GOAL: Look through the material and copy each line holding "Chapter".

DATA TO USE:
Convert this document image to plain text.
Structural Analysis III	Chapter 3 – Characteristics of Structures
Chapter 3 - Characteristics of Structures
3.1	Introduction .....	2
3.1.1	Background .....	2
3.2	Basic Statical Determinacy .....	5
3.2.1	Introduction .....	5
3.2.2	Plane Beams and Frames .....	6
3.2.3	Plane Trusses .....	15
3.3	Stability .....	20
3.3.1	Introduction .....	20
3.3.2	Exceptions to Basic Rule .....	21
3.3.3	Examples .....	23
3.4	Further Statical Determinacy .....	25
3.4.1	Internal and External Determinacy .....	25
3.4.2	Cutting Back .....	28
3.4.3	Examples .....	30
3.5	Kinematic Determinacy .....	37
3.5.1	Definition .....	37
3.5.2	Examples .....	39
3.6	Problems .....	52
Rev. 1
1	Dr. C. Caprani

RESPONSE TO THE EXERCISE:
Structural Analysis III	Chapter 3 – Characteristics of Structures
Chapter 3 - Characteristics of Structures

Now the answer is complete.